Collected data
=====
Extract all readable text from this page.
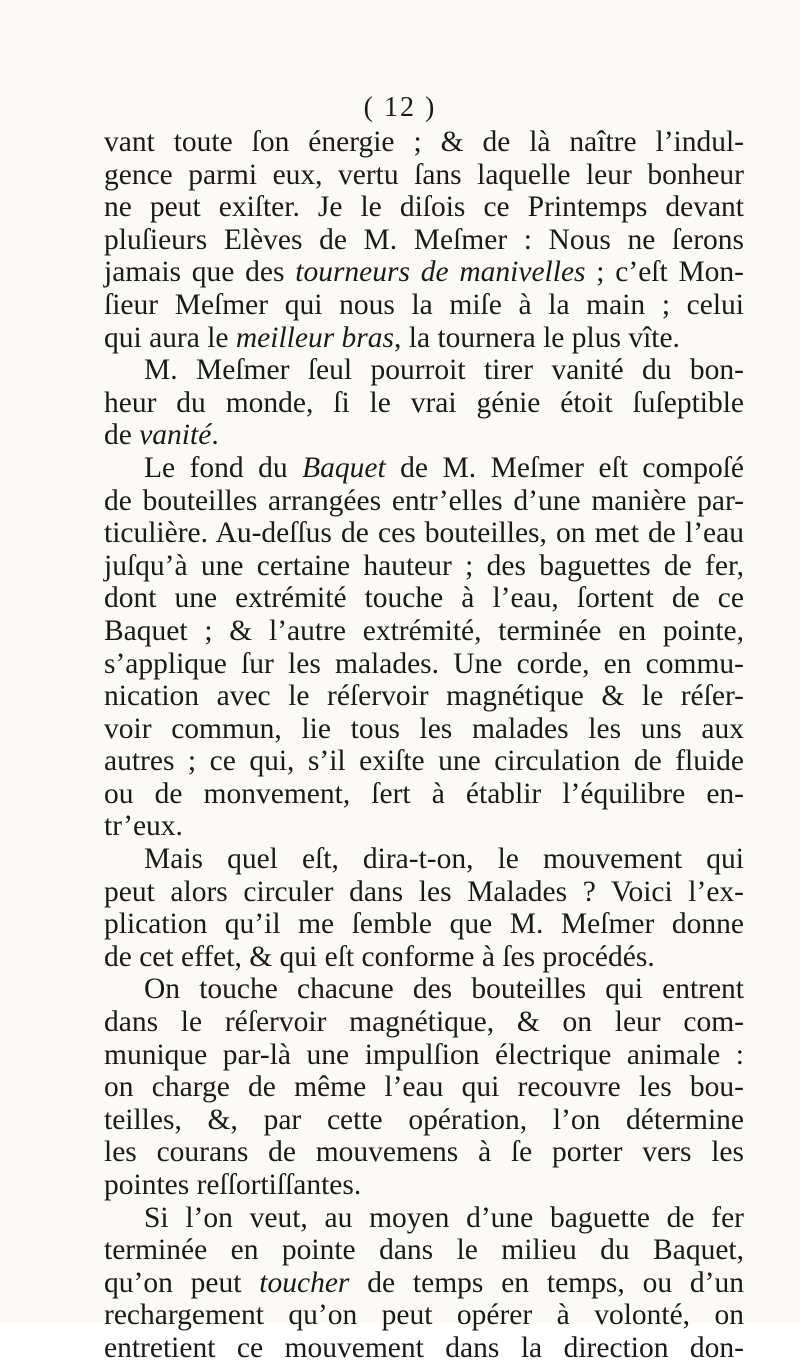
( 12 )
vant toute ſon énergie ; & de là naître l’indul-
gence parmi eux, vertu ſans laquelle leur bonheur
ne peut exiſter. Je le diſois ce Printemps devant
pluſieurs Elèves de M. Meſmer : Nous ne ſerons
jamais que des tourneurs de manivelles ; c’eſt Mon-
ſieur Meſmer qui nous la miſe à la main ; celui
qui aura le meilleur bras, la tournera le plus vîte.
M. Meſmer ſeul pourroit tirer vanité du bon-
heur du monde, ſi le vrai génie étoit ſuſeptible
de vanité.
Le fond du Baquet de M. Meſmer eſt compoſé
de bouteilles arrangées entr’elles d’une manière par-
ticulière. Au-deſſus de ces bouteilles, on met de l’eau
juſqu’à une certaine hauteur ; des baguettes de fer,
dont une extrémité touche à l’eau, ſortent de ce
Baquet ; & l’autre extrémité, terminée en pointe,
s’applique ſur les malades. Une corde, en commu-
nication avec le réſervoir magnétique & le réſer-
voir commun, lie tous les malades les uns aux
autres ; ce qui, s’il exiſte une circulation de fluide
ou de monvement, ſert à établir l’équilibre en-
tr’eux.
Mais quel eſt, dira-t-on, le mouvement qui
peut alors circuler dans les Malades ? Voici l’ex-
plication qu’il me ſemble que M. Meſmer donne
de cet effet, & qui eſt conforme à ſes procédés.
On touche chacune des bouteilles qui entrent
dans le réſervoir magnétique, & on leur com-
munique par-là une impulſion électrique animale :
on charge de même l’eau qui recouvre les bou-
teilles, &, par cette opération, l’on détermine
les courans de mouvemens à ſe porter vers les
pointes reſſortiſſantes.
Si l’on veut, au moyen d’une baguette de fer
terminée en pointe dans le milieu du Baquet,
qu’on peut toucher de temps en temps, ou d’un
rechargement qu’on peut opérer à volonté, on
entretient ce mouvement dans la direction don-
=====
EXERCISE DESCRIPTION =>
Quote the records in their entirety, keeping the wording exact and excluding pictures.

EXERCISE OUTPUT =>
Extract all readable text from this page.
( 12 )
vant toute ſon énergie ; & de là naître l’indul-
gence parmi eux, vertu ſans laquelle leur bonheur
ne peut exiſter. Je le diſois ce Printemps devant
pluſieurs Elèves de M. Meſmer : Nous ne ſerons
jamais que des tourneurs de manivelles ; c’eſt Mon-
ſieur Meſmer qui nous la miſe à la main ; celui
qui aura le meilleur bras, la tournera le plus vîte.
M. Meſmer ſeul pourroit tirer vanité du bon-
heur du monde, ſi le vrai génie étoit ſuſeptible
de vanité.
Le fond du Baquet de M. Meſmer eſt compoſé
de bouteilles arrangées entr’elles d’une manière par-
ticulière. Au-deſſus de ces bouteilles, on met de l’eau
juſqu’à une certaine hauteur ; des baguettes de fer,
dont une extrémité touche à l’eau, ſortent de ce
Baquet ; & l’autre extrémité, terminée en pointe,
s’applique ſur les malades. Une corde, en commu-
nication avec le réſervoir magnétique & le réſer-
voir commun, lie tous les malades les uns aux
autres ; ce qui, s’il exiſte une circulation de fluide
ou de monvement, ſert à établir l’équilibre en-
tr’eux.
Mais quel eſt, dira-t-on, le mouvement qui
peut alors circuler dans les Malades ? Voici l’ex-
plication qu’il me ſemble que M. Meſmer donne
de cet effet, & qui eſt conforme à ſes procédés.
On touche chacune des bouteilles qui entrent
dans le réſervoir magnétique, & on leur com-
munique par-là une impulſion électrique animale :
on charge de même l’eau qui recouvre les bou-
teilles, &, par cette opération, l’on détermine
les courans de mouvemens à ſe porter vers les
pointes reſſortiſſantes.
Si l’on veut, au moyen d’une baguette de fer
terminée en pointe dans le milieu du Baquet,
qu’on peut toucher de temps en temps, ou d’un
rechargement qu’on peut opérer à volonté, on
entretient ce mouvement dans la direction don-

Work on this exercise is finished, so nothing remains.